### DATA ENTRIES
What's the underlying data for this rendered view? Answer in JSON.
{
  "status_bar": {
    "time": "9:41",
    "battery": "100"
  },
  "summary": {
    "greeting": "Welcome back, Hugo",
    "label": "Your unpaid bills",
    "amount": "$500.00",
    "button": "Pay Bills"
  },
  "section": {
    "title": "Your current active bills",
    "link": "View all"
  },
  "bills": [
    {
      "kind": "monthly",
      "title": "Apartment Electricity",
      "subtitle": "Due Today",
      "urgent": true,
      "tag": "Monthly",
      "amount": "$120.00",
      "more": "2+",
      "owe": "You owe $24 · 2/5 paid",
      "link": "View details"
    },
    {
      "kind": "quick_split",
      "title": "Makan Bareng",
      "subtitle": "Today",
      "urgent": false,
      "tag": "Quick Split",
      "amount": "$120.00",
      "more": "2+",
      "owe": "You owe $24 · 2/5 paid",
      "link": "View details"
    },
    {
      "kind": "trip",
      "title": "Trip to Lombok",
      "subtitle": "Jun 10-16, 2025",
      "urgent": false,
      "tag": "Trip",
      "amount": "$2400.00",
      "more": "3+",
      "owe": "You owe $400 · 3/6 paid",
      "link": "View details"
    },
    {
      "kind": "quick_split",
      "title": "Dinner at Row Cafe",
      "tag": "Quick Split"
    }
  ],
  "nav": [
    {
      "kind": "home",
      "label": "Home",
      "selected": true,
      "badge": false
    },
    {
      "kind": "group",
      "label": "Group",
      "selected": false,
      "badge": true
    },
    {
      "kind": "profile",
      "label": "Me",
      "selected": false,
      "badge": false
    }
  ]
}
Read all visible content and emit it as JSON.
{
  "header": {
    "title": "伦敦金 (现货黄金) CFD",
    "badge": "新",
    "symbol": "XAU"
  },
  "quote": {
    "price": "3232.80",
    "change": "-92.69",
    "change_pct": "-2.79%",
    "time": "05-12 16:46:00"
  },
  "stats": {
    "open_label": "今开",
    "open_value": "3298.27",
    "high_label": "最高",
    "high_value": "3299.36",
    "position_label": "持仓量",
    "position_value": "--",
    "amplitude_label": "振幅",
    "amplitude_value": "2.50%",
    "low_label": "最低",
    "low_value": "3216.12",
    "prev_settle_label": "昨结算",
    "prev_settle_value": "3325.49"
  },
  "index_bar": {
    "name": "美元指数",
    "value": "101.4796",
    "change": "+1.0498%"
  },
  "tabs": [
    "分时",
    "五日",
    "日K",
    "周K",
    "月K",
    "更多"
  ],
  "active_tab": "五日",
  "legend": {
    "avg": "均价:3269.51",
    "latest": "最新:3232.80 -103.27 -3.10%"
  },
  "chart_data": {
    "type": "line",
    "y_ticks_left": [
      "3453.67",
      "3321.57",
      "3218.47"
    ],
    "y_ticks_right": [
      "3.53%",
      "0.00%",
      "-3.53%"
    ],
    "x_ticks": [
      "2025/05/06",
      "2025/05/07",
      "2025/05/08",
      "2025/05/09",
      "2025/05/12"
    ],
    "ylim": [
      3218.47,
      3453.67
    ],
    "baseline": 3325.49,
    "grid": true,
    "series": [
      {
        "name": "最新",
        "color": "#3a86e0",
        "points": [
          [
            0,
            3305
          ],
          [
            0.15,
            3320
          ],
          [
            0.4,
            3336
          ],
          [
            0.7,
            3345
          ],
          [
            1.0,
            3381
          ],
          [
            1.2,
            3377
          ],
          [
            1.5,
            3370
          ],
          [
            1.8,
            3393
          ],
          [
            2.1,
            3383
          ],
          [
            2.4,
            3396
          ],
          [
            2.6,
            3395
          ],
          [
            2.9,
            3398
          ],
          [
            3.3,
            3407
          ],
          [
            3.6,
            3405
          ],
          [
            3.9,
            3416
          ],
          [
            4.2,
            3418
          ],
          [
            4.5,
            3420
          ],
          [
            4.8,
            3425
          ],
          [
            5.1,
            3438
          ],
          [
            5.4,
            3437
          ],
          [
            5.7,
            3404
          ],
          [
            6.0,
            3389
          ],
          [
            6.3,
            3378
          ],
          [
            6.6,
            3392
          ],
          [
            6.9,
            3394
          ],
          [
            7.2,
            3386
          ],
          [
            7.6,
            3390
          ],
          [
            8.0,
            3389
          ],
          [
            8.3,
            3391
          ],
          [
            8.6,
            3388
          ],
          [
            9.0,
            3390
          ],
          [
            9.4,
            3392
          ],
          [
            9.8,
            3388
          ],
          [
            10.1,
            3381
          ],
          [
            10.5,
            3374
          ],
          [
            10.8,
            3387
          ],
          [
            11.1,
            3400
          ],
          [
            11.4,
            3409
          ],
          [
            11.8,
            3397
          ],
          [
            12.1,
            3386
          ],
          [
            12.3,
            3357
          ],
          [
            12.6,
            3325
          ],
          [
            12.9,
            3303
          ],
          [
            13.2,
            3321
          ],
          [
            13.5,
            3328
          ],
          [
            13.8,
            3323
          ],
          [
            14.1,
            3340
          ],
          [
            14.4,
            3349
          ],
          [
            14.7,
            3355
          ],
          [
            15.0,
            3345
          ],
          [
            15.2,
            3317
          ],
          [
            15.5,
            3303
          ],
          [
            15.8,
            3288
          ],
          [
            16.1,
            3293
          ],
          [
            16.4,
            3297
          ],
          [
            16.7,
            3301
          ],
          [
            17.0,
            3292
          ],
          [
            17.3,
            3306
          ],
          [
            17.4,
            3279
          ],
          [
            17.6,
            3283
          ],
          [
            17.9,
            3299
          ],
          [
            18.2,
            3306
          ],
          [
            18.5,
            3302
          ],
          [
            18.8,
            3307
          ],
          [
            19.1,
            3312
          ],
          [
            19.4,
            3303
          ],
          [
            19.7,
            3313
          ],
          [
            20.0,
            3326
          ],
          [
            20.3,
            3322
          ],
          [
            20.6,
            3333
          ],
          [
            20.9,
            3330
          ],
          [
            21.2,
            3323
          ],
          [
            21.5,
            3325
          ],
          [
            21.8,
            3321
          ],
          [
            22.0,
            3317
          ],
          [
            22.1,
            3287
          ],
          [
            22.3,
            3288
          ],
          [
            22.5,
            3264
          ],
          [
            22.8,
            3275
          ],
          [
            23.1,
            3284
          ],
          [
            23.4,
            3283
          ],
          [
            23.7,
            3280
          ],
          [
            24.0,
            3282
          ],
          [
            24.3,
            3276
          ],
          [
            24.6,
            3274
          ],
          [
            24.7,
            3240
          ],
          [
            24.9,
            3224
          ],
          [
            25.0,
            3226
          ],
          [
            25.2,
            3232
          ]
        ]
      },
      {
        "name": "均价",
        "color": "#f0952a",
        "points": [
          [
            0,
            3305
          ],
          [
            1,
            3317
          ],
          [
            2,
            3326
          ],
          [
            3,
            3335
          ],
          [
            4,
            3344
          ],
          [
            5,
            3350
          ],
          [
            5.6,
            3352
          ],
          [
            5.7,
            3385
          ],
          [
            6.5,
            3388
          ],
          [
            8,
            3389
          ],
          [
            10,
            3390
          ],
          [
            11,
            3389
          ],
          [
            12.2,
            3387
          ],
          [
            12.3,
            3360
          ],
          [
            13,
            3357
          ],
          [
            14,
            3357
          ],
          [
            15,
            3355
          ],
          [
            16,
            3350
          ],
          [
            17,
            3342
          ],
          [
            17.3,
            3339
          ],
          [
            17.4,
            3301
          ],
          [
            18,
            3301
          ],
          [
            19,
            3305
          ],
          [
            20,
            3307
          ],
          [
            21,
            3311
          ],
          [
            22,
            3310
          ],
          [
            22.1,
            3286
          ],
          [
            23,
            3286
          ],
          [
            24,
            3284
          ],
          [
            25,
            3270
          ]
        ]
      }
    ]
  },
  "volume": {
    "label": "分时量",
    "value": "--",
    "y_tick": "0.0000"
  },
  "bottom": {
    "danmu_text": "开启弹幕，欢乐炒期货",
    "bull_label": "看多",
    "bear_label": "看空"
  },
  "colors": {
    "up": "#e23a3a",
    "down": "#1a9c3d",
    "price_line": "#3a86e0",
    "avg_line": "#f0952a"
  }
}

### GIVEN PROBLEM
Report only the count of lines that include the string "kind".

### ANSWER BELOW
7